Please retype the records below exactly, leaving out any pictures.

Start of Supplied information

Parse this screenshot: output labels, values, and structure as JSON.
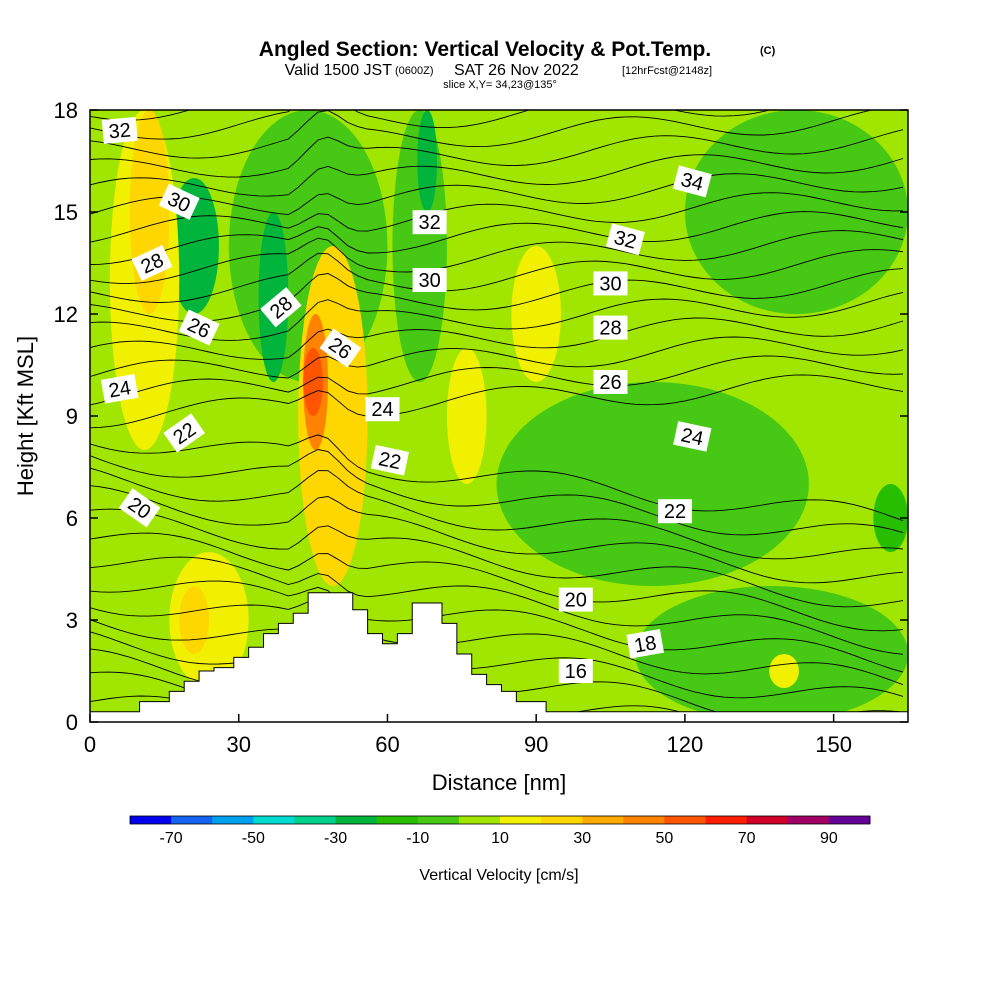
{
  "title": {
    "main": "Angled Section: Vertical Velocity & Pot.Temp.",
    "copyright": "(C)",
    "valid_prefix": "Valid 1500 JST",
    "utc": "(0600Z)",
    "valid_date": "SAT 26 Nov 2022",
    "forecast": "[12hrFcst@2148z]",
    "slice": "slice X,Y= 34,23@135°"
  },
  "chart_data": {
    "type": "heatmap",
    "xlabel": "Distance [nm]",
    "ylabel": "Height [Kft MSL]",
    "xlim": [
      0,
      165
    ],
    "ylim": [
      0,
      18
    ],
    "xticks": [
      0,
      30,
      60,
      90,
      120,
      150
    ],
    "yticks": [
      0,
      3,
      6,
      9,
      12,
      15,
      18
    ],
    "colorbar": {
      "label": "Vertical Velocity [cm/s]",
      "tick_labels": [
        "-70",
        "-50",
        "-30",
        "-10",
        "10",
        "30",
        "50",
        "70",
        "90"
      ],
      "tick_values": [
        -70,
        -50,
        -30,
        -10,
        10,
        30,
        50,
        70,
        90
      ],
      "bounds": [
        -80,
        -70,
        -60,
        -50,
        -40,
        -30,
        -20,
        -10,
        0,
        10,
        20,
        30,
        40,
        50,
        60,
        70,
        80,
        90,
        100
      ],
      "colors": [
        "#0000ee",
        "#1464f0",
        "#00a0f0",
        "#00dcd2",
        "#00d28c",
        "#00b43c",
        "#28be00",
        "#46c814",
        "#a0e600",
        "#f0f000",
        "#ffd700",
        "#ffaa00",
        "#ff8200",
        "#ff5500",
        "#ff1e00",
        "#d20028",
        "#a00064",
        "#640096"
      ],
      "background_color": "#a0e600"
    },
    "velocity_regions": [
      {
        "value": -5,
        "x": [
          28,
          60
        ],
        "y": [
          10,
          18
        ]
      },
      {
        "value": -5,
        "x": [
          61,
          72
        ],
        "y": [
          10,
          18
        ]
      },
      {
        "value": -5,
        "x": [
          82,
          145
        ],
        "y": [
          4,
          10
        ]
      },
      {
        "value": -5,
        "x": [
          120,
          165
        ],
        "y": [
          12,
          18
        ]
      },
      {
        "value": -5,
        "x": [
          110,
          165
        ],
        "y": [
          0,
          4
        ]
      },
      {
        "value": -25,
        "x": [
          16,
          26
        ],
        "y": [
          12,
          16
        ]
      },
      {
        "value": -25,
        "x": [
          34,
          40
        ],
        "y": [
          10,
          15
        ]
      },
      {
        "value": -25,
        "x": [
          66,
          70
        ],
        "y": [
          15,
          18
        ]
      },
      {
        "value": -15,
        "x": [
          158,
          165
        ],
        "y": [
          5,
          7
        ]
      },
      {
        "value": 15,
        "x": [
          4,
          18
        ],
        "y": [
          8,
          18
        ]
      },
      {
        "value": 15,
        "x": [
          85,
          95
        ],
        "y": [
          10,
          14
        ]
      },
      {
        "value": 15,
        "x": [
          72,
          80
        ],
        "y": [
          7,
          11
        ]
      },
      {
        "value": 15,
        "x": [
          16,
          32
        ],
        "y": [
          1,
          5
        ]
      },
      {
        "value": 15,
        "x": [
          137,
          143
        ],
        "y": [
          1,
          2
        ]
      },
      {
        "value": 25,
        "x": [
          42,
          56
        ],
        "y": [
          4,
          14
        ]
      },
      {
        "value": 25,
        "x": [
          8,
          16
        ],
        "y": [
          12,
          18
        ]
      },
      {
        "value": 25,
        "x": [
          18,
          24
        ],
        "y": [
          2,
          4
        ]
      },
      {
        "value": 45,
        "x": [
          43,
          48
        ],
        "y": [
          8,
          12
        ]
      },
      {
        "value": 55,
        "x": [
          43,
          47
        ],
        "y": [
          9,
          11
        ]
      }
    ],
    "terrain_height_kft": [
      {
        "x": 0,
        "h": 0.3
      },
      {
        "x": 10,
        "h": 0.6
      },
      {
        "x": 16,
        "h": 0.9
      },
      {
        "x": 19,
        "h": 1.2
      },
      {
        "x": 22,
        "h": 1.5
      },
      {
        "x": 25,
        "h": 1.6
      },
      {
        "x": 29,
        "h": 1.9
      },
      {
        "x": 32,
        "h": 2.2
      },
      {
        "x": 35,
        "h": 2.6
      },
      {
        "x": 38,
        "h": 2.9
      },
      {
        "x": 41,
        "h": 3.2
      },
      {
        "x": 44,
        "h": 3.8
      },
      {
        "x": 53,
        "h": 3.3
      },
      {
        "x": 56,
        "h": 2.6
      },
      {
        "x": 59,
        "h": 2.3
      },
      {
        "x": 62,
        "h": 2.6
      },
      {
        "x": 65,
        "h": 3.5
      },
      {
        "x": 71,
        "h": 2.9
      },
      {
        "x": 74,
        "h": 2.0
      },
      {
        "x": 77,
        "h": 1.4
      },
      {
        "x": 80,
        "h": 1.1
      },
      {
        "x": 83,
        "h": 0.9
      },
      {
        "x": 86,
        "h": 0.6
      },
      {
        "x": 92,
        "h": 0.3
      },
      {
        "x": 165,
        "h": 0.3
      }
    ],
    "pot_temp_contour_labels": [
      {
        "text": "32",
        "x": 6,
        "y": 17.4,
        "angle": -5
      },
      {
        "text": "30",
        "x": 18,
        "y": 15.3,
        "angle": 25
      },
      {
        "text": "28",
        "x": 12.5,
        "y": 13.5,
        "angle": -25
      },
      {
        "text": "26",
        "x": 22,
        "y": 11.6,
        "angle": 25
      },
      {
        "text": "24",
        "x": 6,
        "y": 9.8,
        "angle": -10
      },
      {
        "text": "22",
        "x": 19,
        "y": 8.5,
        "angle": -35
      },
      {
        "text": "20",
        "x": 10,
        "y": 6.3,
        "angle": 35
      },
      {
        "text": "28",
        "x": 38.5,
        "y": 12.2,
        "angle": -40
      },
      {
        "text": "26",
        "x": 50.5,
        "y": 11,
        "angle": 35
      },
      {
        "text": "24",
        "x": 59,
        "y": 9.2,
        "angle": 0
      },
      {
        "text": "22",
        "x": 60.5,
        "y": 7.7,
        "angle": 12
      },
      {
        "text": "32",
        "x": 68.5,
        "y": 14.7,
        "angle": 0
      },
      {
        "text": "30",
        "x": 68.5,
        "y": 13.0,
        "angle": 0
      },
      {
        "text": "34",
        "x": 121.5,
        "y": 15.9,
        "angle": 15
      },
      {
        "text": "32",
        "x": 108,
        "y": 14.2,
        "angle": 15
      },
      {
        "text": "30",
        "x": 105,
        "y": 12.9,
        "angle": 0
      },
      {
        "text": "28",
        "x": 105,
        "y": 11.6,
        "angle": 0
      },
      {
        "text": "26",
        "x": 105,
        "y": 10.0,
        "angle": 0
      },
      {
        "text": "24",
        "x": 121.5,
        "y": 8.4,
        "angle": 12
      },
      {
        "text": "22",
        "x": 118,
        "y": 6.2,
        "angle": 0
      },
      {
        "text": "20",
        "x": 98,
        "y": 3.6,
        "angle": 0
      },
      {
        "text": "18",
        "x": 112,
        "y": 2.3,
        "angle": -10
      },
      {
        "text": "16",
        "x": 98,
        "y": 1.5,
        "angle": 0
      }
    ]
  }
}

End of Supplied information

Written answer:
Parse this screenshot: output labels, values, and structure as JSON.
{
  "title": {
    "main": "Angled Section: Vertical Velocity & Pot.Temp.",
    "copyright": "(C)",
    "valid_prefix": "Valid 1500 JST",
    "utc": "(0600Z)",
    "valid_date": "SAT 26 Nov 2022",
    "forecast": "[12hrFcst@2148z]",
    "slice": "slice X,Y= 34,23@135°"
  },
  "chart_data": {
    "type": "heatmap",
    "xlabel": "Distance [nm]",
    "ylabel": "Height [Kft MSL]",
    "xlim": [
      0,
      165
    ],
    "ylim": [
      0,
      18
    ],
    "xticks": [
      0,
      30,
      60,
      90,
      120,
      150
    ],
    "yticks": [
      0,
      3,
      6,
      9,
      12,
      15,
      18
    ],
    "colorbar": {
      "label": "Vertical Velocity [cm/s]",
      "tick_labels": [
        "-70",
        "-50",
        "-30",
        "-10",
        "10",
        "30",
        "50",
        "70",
        "90"
      ],
      "tick_values": [
        -70,
        -50,
        -30,
        -10,
        10,
        30,
        50,
        70,
        90
      ],
      "bounds": [
        -80,
        -70,
        -60,
        -50,
        -40,
        -30,
        -20,
        -10,
        0,
        10,
        20,
        30,
        40,
        50,
        60,
        70,
        80,
        90,
        100
      ],
      "colors": [
        "#0000ee",
        "#1464f0",
        "#00a0f0",
        "#00dcd2",
        "#00d28c",
        "#00b43c",
        "#28be00",
        "#46c814",
        "#a0e600",
        "#f0f000",
        "#ffd700",
        "#ffaa00",
        "#ff8200",
        "#ff5500",
        "#ff1e00",
        "#d20028",
        "#a00064",
        "#640096"
      ],
      "background_color": "#a0e600"
    },
    "velocity_regions": [
      {
        "value": -5,
        "x": [
          28,
          60
        ],
        "y": [
          10,
          18
        ]
      },
      {
        "value": -5,
        "x": [
          61,
          72
        ],
        "y": [
          10,
          18
        ]
      },
      {
        "value": -5,
        "x": [
          82,
          145
        ],
        "y": [
          4,
          10
        ]
      },
      {
        "value": -5,
        "x": [
          120,
          165
        ],
        "y": [
          12,
          18
        ]
      },
      {
        "value": -5,
        "x": [
          110,
          165
        ],
        "y": [
          0,
          4
        ]
      },
      {
        "value": -25,
        "x": [
          16,
          26
        ],
        "y": [
          12,
          16
        ]
      },
      {
        "value": -25,
        "x": [
          34,
          40
        ],
        "y": [
          10,
          15
        ]
      },
      {
        "value": -25,
        "x": [
          66,
          70
        ],
        "y": [
          15,
          18
        ]
      },
      {
        "value": -15,
        "x": [
          158,
          165
        ],
        "y": [
          5,
          7
        ]
      },
      {
        "value": 15,
        "x": [
          4,
          18
        ],
        "y": [
          8,
          18
        ]
      },
      {
        "value": 15,
        "x": [
          85,
          95
        ],
        "y": [
          10,
          14
        ]
      },
      {
        "value": 15,
        "x": [
          72,
          80
        ],
        "y": [
          7,
          11
        ]
      },
      {
        "value": 15,
        "x": [
          16,
          32
        ],
        "y": [
          1,
          5
        ]
      },
      {
        "value": 15,
        "x": [
          137,
          143
        ],
        "y": [
          1,
          2
        ]
      },
      {
        "value": 25,
        "x": [
          42,
          56
        ],
        "y": [
          4,
          14
        ]
      },
      {
        "value": 25,
        "x": [
          8,
          16
        ],
        "y": [
          12,
          18
        ]
      },
      {
        "value": 25,
        "x": [
          18,
          24
        ],
        "y": [
          2,
          4
        ]
      },
      {
        "value": 45,
        "x": [
          43,
          48
        ],
        "y": [
          8,
          12
        ]
      },
      {
        "value": 55,
        "x": [
          43,
          47
        ],
        "y": [
          9,
          11
        ]
      }
    ],
    "terrain_height_kft": [
      {
        "x": 0,
        "h": 0.3
      },
      {
        "x": 10,
        "h": 0.6
      },
      {
        "x": 16,
        "h": 0.9
      },
      {
        "x": 19,
        "h": 1.2
      },
      {
        "x": 22,
        "h": 1.5
      },
      {
        "x": 25,
        "h": 1.6
      },
      {
        "x": 29,
        "h": 1.9
      },
      {
        "x": 32,
        "h": 2.2
      },
      {
        "x": 35,
        "h": 2.6
      },
      {
        "x": 38,
        "h": 2.9
      },
      {
        "x": 41,
        "h": 3.2
      },
      {
        "x": 44,
        "h": 3.8
      },
      {
        "x": 53,
        "h": 3.3
      },
      {
        "x": 56,
        "h": 2.6
      },
      {
        "x": 59,
        "h": 2.3
      },
      {
        "x": 62,
        "h": 2.6
      },
      {
        "x": 65,
        "h": 3.5
      },
      {
        "x": 71,
        "h": 2.9
      },
      {
        "x": 74,
        "h": 2.0
      },
      {
        "x": 77,
        "h": 1.4
      },
      {
        "x": 80,
        "h": 1.1
      },
      {
        "x": 83,
        "h": 0.9
      },
      {
        "x": 86,
        "h": 0.6
      },
      {
        "x": 92,
        "h": 0.3
      },
      {
        "x": 165,
        "h": 0.3
      }
    ],
    "pot_temp_contour_labels": [
      {
        "text": "32",
        "x": 6,
        "y": 17.4,
        "angle": -5
      },
      {
        "text": "30",
        "x": 18,
        "y": 15.3,
        "angle": 25
      },
      {
        "text": "28",
        "x": 12.5,
        "y": 13.5,
        "angle": -25
      },
      {
        "text": "26",
        "x": 22,
        "y": 11.6,
        "angle": 25
      },
      {
        "text": "24",
        "x": 6,
        "y": 9.8,
        "angle": -10
      },
      {
        "text": "22",
        "x": 19,
        "y": 8.5,
        "angle": -35
      },
      {
        "text": "20",
        "x": 10,
        "y": 6.3,
        "angle": 35
      },
      {
        "text": "28",
        "x": 38.5,
        "y": 12.2,
        "angle": -40
      },
      {
        "text": "26",
        "x": 50.5,
        "y": 11,
        "angle": 35
      },
      {
        "text": "24",
        "x": 59,
        "y": 9.2,
        "angle": 0
      },
      {
        "text": "22",
        "x": 60.5,
        "y": 7.7,
        "angle": 12
      },
      {
        "text": "32",
        "x": 68.5,
        "y": 14.7,
        "angle": 0
      },
      {
        "text": "30",
        "x": 68.5,
        "y": 13.0,
        "angle": 0
      },
      {
        "text": "34",
        "x": 121.5,
        "y": 15.9,
        "angle": 15
      },
      {
        "text": "32",
        "x": 108,
        "y": 14.2,
        "angle": 15
      },
      {
        "text": "30",
        "x": 105,
        "y": 12.9,
        "angle": 0
      },
      {
        "text": "28",
        "x": 105,
        "y": 11.6,
        "angle": 0
      },
      {
        "text": "26",
        "x": 105,
        "y": 10.0,
        "angle": 0
      },
      {
        "text": "24",
        "x": 121.5,
        "y": 8.4,
        "angle": 12
      },
      {
        "text": "22",
        "x": 118,
        "y": 6.2,
        "angle": 0
      },
      {
        "text": "20",
        "x": 98,
        "y": 3.6,
        "angle": 0
      },
      {
        "text": "18",
        "x": 112,
        "y": 2.3,
        "angle": -10
      },
      {
        "text": "16",
        "x": 98,
        "y": 1.5,
        "angle": 0
      }
    ]
  }
}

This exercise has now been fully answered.